■ Stated goal: Of all the lines in the records below, how many hold the word "Contains"? Give the number alone.

■ Exercise material:
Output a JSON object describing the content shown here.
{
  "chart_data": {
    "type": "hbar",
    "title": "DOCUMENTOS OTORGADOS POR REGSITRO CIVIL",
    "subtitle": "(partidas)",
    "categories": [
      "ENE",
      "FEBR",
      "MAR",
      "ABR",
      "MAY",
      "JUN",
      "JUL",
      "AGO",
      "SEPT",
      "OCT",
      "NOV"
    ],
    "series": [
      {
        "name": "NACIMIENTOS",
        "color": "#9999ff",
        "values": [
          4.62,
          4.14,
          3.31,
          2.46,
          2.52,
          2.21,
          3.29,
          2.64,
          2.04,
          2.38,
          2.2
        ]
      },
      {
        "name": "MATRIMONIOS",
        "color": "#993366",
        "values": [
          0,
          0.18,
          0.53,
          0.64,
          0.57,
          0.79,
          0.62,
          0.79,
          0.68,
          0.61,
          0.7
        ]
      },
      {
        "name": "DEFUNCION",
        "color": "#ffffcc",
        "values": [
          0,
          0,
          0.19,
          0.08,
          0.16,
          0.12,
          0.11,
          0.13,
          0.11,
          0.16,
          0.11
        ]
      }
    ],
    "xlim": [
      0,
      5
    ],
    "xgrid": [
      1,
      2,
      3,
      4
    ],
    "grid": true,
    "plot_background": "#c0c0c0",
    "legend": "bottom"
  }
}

---

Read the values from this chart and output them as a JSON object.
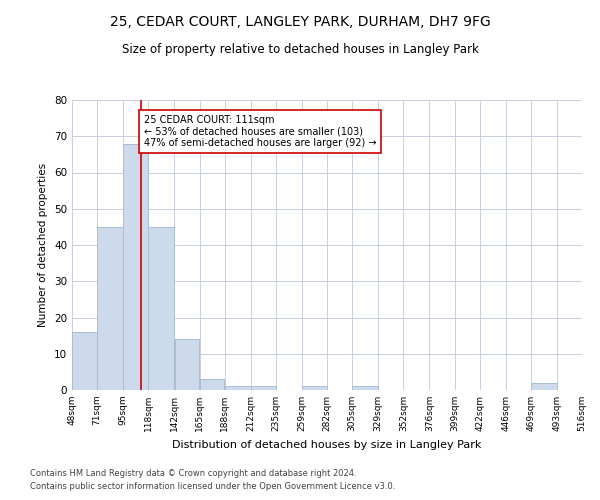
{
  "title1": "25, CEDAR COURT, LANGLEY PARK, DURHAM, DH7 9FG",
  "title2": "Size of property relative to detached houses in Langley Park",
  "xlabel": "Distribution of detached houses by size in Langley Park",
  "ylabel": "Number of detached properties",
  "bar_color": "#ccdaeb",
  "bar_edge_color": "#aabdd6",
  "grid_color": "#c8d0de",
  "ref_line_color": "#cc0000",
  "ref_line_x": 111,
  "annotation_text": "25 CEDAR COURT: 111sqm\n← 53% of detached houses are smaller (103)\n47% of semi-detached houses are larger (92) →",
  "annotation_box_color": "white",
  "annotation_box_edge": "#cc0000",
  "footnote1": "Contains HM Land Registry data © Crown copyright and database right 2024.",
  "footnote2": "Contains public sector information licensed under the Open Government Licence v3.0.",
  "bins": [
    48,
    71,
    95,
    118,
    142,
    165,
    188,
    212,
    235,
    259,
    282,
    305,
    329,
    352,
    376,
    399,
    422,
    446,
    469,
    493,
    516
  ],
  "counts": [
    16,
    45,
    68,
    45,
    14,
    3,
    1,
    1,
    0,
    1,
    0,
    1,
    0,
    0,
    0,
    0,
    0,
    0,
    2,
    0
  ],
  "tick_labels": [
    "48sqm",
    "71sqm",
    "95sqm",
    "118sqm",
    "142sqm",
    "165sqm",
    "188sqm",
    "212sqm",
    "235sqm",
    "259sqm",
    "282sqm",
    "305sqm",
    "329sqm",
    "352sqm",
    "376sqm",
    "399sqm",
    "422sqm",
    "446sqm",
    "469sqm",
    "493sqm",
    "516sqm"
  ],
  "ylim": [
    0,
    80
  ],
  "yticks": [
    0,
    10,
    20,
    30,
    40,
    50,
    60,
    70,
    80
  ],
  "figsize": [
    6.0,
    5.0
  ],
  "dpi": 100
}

■ Written response: 2